▶ **Problem statement**:
Go over the listing below line by line and tally those containing "واقعات". Give only the tally.

▶ **Saved entries**:
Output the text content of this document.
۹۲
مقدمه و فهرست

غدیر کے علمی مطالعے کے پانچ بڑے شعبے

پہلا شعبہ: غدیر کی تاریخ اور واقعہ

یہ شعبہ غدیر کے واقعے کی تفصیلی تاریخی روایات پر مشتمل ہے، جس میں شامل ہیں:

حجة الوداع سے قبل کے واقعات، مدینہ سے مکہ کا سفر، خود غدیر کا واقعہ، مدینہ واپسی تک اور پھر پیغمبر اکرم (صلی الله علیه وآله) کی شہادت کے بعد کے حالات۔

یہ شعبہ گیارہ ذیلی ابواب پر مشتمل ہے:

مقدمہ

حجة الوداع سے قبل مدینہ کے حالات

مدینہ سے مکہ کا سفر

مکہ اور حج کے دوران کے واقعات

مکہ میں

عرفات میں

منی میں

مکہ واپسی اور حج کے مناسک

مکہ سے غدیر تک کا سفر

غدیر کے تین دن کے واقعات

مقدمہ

--

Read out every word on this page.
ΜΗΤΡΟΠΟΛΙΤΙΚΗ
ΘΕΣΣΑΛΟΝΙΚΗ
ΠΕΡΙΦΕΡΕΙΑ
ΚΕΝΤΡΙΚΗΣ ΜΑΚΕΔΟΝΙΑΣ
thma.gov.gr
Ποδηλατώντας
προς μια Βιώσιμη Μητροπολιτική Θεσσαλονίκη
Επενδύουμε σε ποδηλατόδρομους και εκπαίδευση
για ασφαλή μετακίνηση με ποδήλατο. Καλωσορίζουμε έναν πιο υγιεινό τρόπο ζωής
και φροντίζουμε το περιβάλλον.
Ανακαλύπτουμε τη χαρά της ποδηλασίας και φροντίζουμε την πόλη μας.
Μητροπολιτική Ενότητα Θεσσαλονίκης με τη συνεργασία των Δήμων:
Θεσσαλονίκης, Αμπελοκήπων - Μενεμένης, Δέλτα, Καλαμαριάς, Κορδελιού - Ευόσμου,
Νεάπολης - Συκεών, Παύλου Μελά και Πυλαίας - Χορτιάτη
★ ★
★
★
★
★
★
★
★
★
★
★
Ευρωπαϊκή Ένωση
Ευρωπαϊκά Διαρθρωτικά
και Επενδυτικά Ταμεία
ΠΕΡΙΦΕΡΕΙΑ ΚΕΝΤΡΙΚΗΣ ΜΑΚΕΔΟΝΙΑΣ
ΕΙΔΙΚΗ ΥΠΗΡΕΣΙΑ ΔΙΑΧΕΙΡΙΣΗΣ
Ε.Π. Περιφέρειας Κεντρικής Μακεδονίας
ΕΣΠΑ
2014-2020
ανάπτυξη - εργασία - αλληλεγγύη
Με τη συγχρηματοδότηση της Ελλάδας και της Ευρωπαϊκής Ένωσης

---

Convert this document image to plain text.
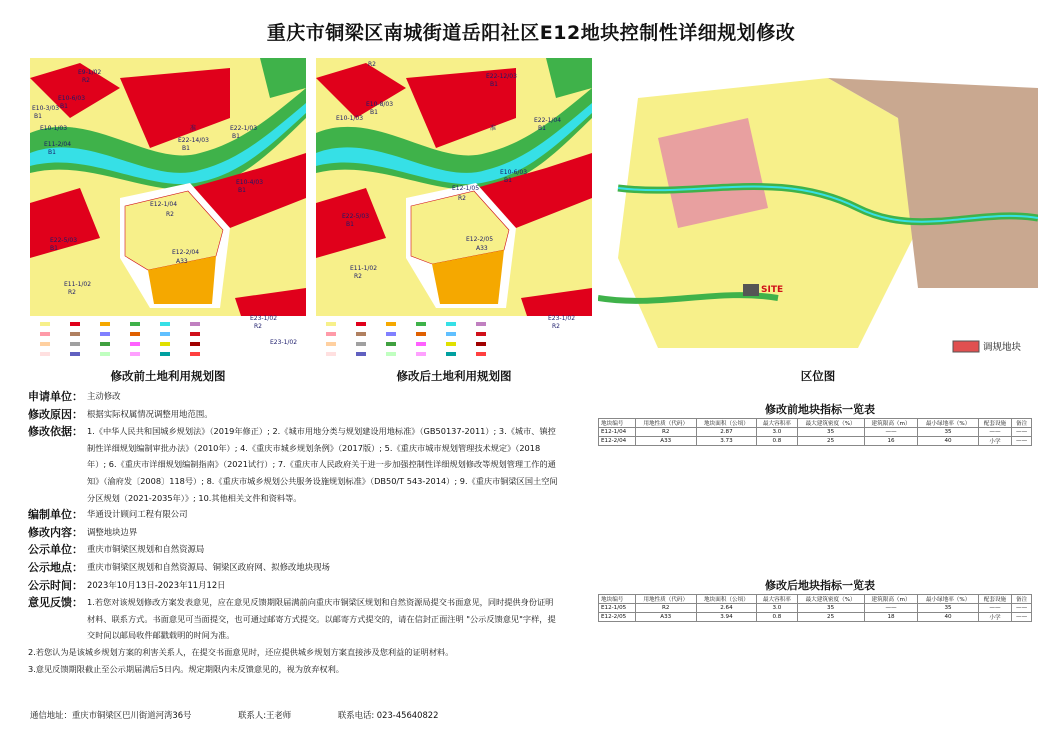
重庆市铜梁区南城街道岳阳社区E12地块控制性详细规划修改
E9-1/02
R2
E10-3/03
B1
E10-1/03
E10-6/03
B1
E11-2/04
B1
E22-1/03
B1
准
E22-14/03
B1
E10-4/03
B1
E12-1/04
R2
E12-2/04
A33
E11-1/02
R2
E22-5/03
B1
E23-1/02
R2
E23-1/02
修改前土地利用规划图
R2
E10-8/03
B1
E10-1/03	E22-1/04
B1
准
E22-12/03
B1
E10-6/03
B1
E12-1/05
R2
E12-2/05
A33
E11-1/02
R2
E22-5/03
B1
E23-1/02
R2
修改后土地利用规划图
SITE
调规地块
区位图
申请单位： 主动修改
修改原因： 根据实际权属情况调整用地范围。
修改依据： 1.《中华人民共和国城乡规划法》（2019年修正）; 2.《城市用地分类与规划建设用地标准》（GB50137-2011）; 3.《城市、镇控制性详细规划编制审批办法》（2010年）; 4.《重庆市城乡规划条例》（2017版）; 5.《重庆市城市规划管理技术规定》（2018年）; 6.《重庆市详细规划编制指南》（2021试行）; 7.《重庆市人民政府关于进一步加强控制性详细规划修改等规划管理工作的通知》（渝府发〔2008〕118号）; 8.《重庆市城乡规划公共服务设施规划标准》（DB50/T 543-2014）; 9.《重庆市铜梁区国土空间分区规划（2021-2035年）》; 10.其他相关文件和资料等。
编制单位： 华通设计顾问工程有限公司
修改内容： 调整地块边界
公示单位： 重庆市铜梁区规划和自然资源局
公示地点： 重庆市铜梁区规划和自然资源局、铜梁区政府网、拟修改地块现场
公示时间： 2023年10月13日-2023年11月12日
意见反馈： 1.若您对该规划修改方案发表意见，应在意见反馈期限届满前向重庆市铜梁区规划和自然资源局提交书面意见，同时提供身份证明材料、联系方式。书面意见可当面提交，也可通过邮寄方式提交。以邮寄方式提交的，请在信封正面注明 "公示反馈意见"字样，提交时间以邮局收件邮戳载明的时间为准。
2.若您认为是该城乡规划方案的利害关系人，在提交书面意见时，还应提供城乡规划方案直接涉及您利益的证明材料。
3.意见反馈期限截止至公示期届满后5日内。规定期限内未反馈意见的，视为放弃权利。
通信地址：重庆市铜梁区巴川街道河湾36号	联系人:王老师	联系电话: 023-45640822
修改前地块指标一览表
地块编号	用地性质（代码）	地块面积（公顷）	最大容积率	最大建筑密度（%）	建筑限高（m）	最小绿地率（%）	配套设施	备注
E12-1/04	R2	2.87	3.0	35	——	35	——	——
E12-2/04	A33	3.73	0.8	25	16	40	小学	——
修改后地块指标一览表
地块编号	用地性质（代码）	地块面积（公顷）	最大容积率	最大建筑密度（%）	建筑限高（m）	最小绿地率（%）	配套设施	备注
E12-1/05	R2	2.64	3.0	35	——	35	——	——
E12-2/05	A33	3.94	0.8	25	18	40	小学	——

▶ **Answer for the task**:
3